─── RECORD SET ───
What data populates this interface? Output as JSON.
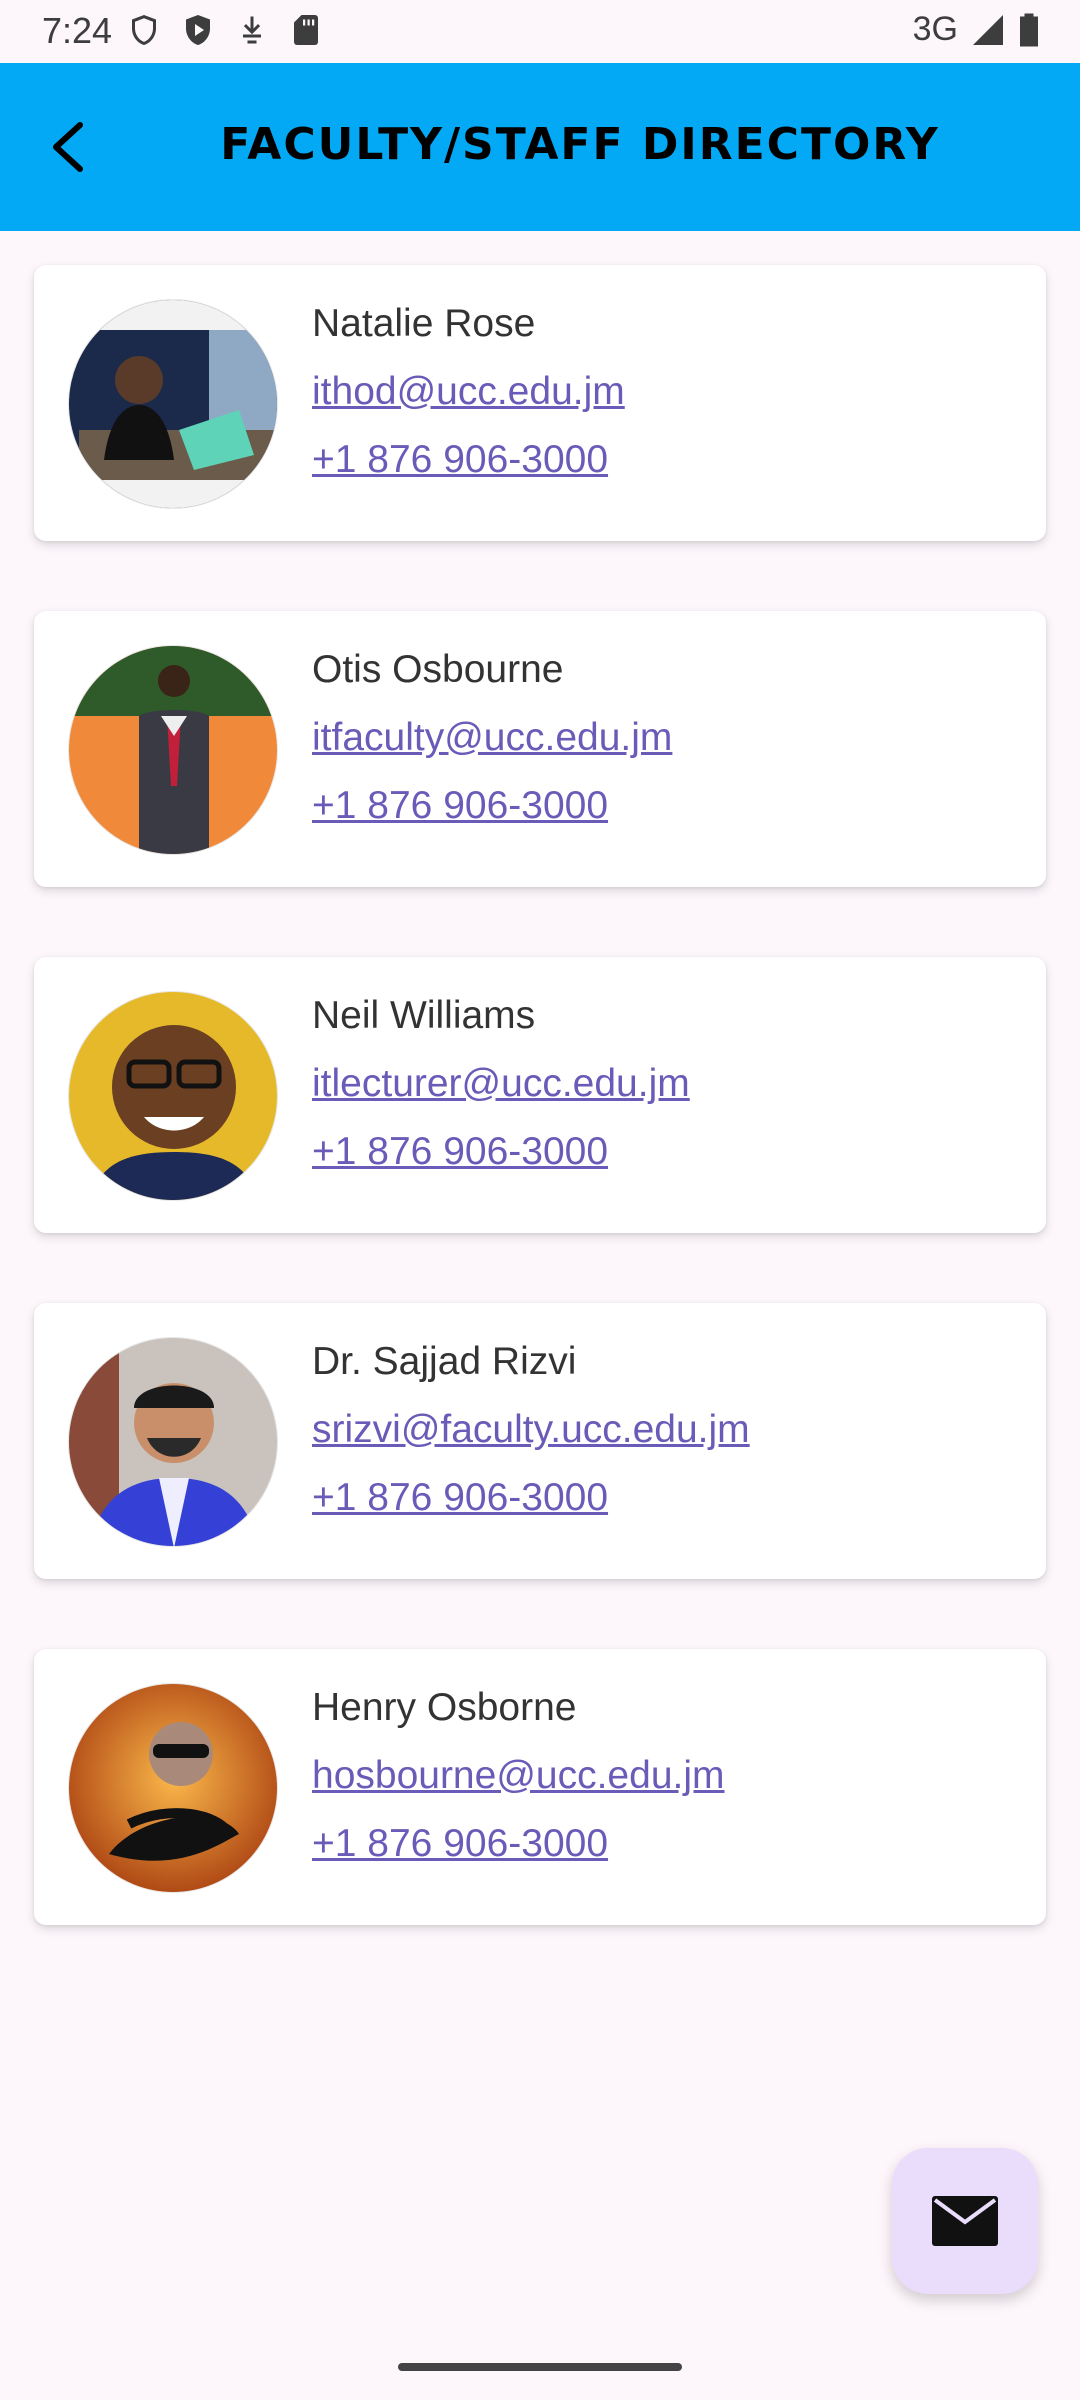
{
  "status_bar": {
    "time": "7:24",
    "network": "3G",
    "icons": [
      "shield-icon",
      "play-protect-icon",
      "download-icon",
      "sd-card-icon",
      "signal-icon",
      "battery-icon"
    ]
  },
  "app_bar": {
    "title": "FACULTY/STAFF DIRECTORY",
    "back_icon": "chevron-left-icon",
    "color": "#03a9f4"
  },
  "faculty": [
    {
      "name": "Natalie Rose",
      "email": "ithod@ucc.edu.jm",
      "phone": "+1 876 906-3000"
    },
    {
      "name": "Otis Osbourne",
      "email": "itfaculty@ucc.edu.jm",
      "phone": "+1 876 906-3000"
    },
    {
      "name": "Neil Williams",
      "email": "itlecturer@ucc.edu.jm",
      "phone": "+1 876 906-3000"
    },
    {
      "name": "Dr. Sajjad Rizvi",
      "email": "srizvi@faculty.ucc.edu.jm",
      "phone": "+1 876 906-3000"
    },
    {
      "name": "Henry Osborne",
      "email": "hosbourne@ucc.edu.jm",
      "phone": "+1 876 906-3000"
    }
  ],
  "fab": {
    "icon": "mail-icon",
    "color": "#e9ddfb"
  },
  "colors": {
    "link": "#6a5bb8",
    "background": "#fdf7fc"
  }
}
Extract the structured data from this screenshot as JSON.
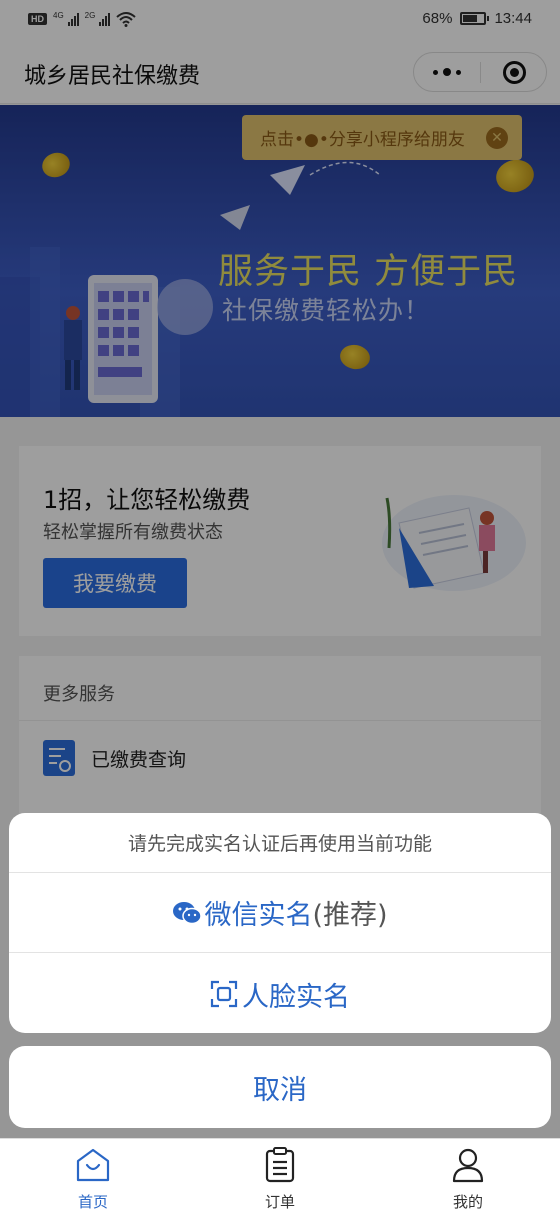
───
## WHAT NEEDS TO BE DONE
Repeat each line of the records above exactly, but do not copy the pictures.

## EXPECTED ANSWER
What data populates this interface? Output as JSON.
{
  "status_bar": {
    "time": "7:24",
    "network": "3G",
    "icons": [
      "shield-icon",
      "play-protect-icon",
      "download-icon",
      "sd-card-icon",
      "signal-icon",
      "battery-icon"
    ]
  },
  "app_bar": {
    "title": "FACULTY/STAFF DIRECTORY",
    "back_icon": "chevron-left-icon",
    "color": "#03a9f4"
  },
  "faculty": [
    {
      "name": "Natalie Rose",
      "email": "ithod@ucc.edu.jm",
      "phone": "+1 876 906-3000"
    },
    {
      "name": "Otis Osbourne",
      "email": "itfaculty@ucc.edu.jm",
      "phone": "+1 876 906-3000"
    },
    {
      "name": "Neil Williams",
      "email": "itlecturer@ucc.edu.jm",
      "phone": "+1 876 906-3000"
    },
    {
      "name": "Dr. Sajjad Rizvi",
      "email": "srizvi@faculty.ucc.edu.jm",
      "phone": "+1 876 906-3000"
    },
    {
      "name": "Henry Osborne",
      "email": "hosbourne@ucc.edu.jm",
      "phone": "+1 876 906-3000"
    }
  ],
  "fab": {
    "icon": "mail-icon",
    "color": "#e9ddfb"
  },
  "colors": {
    "link": "#6a5bb8",
    "background": "#fdf7fc"
  }
}
Extract the structured data from this screenshot as JSON.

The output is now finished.